Identify the lines that contain the word "JSON" and copy each one.
══ Supplied information
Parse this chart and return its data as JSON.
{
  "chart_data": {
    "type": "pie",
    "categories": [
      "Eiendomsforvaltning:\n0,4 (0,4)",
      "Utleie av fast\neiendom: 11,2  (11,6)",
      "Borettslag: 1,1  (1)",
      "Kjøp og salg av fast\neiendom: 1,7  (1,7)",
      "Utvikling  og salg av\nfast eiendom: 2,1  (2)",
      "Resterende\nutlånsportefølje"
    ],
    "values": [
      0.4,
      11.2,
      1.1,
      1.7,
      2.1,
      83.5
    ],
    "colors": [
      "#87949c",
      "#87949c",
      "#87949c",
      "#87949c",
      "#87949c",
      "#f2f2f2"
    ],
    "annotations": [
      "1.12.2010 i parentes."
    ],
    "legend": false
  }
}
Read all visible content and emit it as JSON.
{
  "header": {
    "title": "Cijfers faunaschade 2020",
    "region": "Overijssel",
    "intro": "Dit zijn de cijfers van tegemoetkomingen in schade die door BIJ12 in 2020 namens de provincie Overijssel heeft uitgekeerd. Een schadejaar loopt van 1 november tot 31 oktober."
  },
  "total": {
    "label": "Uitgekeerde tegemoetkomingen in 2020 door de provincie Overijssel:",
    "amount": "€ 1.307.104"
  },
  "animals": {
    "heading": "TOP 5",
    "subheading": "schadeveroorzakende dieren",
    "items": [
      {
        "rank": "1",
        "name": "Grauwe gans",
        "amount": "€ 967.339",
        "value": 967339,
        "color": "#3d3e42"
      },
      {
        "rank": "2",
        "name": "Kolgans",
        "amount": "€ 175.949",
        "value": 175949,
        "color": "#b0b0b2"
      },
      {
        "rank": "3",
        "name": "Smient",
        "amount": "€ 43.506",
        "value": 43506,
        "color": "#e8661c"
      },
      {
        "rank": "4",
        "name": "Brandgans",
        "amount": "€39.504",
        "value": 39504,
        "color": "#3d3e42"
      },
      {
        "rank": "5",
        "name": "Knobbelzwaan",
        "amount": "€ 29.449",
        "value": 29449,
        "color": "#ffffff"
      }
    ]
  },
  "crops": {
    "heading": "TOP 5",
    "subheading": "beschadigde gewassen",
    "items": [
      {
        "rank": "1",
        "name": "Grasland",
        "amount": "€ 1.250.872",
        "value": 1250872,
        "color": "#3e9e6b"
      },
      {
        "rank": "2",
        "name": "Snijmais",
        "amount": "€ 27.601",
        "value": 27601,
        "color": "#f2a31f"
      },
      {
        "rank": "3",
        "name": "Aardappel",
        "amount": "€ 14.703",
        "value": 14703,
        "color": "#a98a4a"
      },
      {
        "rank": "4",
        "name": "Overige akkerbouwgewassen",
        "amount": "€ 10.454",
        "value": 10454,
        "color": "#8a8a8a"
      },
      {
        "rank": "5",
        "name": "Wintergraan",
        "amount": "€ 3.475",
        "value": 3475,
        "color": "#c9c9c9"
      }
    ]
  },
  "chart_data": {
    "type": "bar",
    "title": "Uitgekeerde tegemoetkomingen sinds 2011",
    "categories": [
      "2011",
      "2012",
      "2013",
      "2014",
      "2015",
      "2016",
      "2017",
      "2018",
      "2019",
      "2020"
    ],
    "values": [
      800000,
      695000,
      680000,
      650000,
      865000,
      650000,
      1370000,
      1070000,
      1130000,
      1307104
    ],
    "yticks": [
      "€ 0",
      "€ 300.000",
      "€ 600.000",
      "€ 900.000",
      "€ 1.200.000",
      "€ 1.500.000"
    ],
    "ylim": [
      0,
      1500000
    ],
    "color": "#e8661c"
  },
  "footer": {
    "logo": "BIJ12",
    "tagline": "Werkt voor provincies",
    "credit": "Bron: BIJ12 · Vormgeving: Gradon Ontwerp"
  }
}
════
### The output
Parse this chart and return its data as JSON.
Read all visible content and emit it as JSON.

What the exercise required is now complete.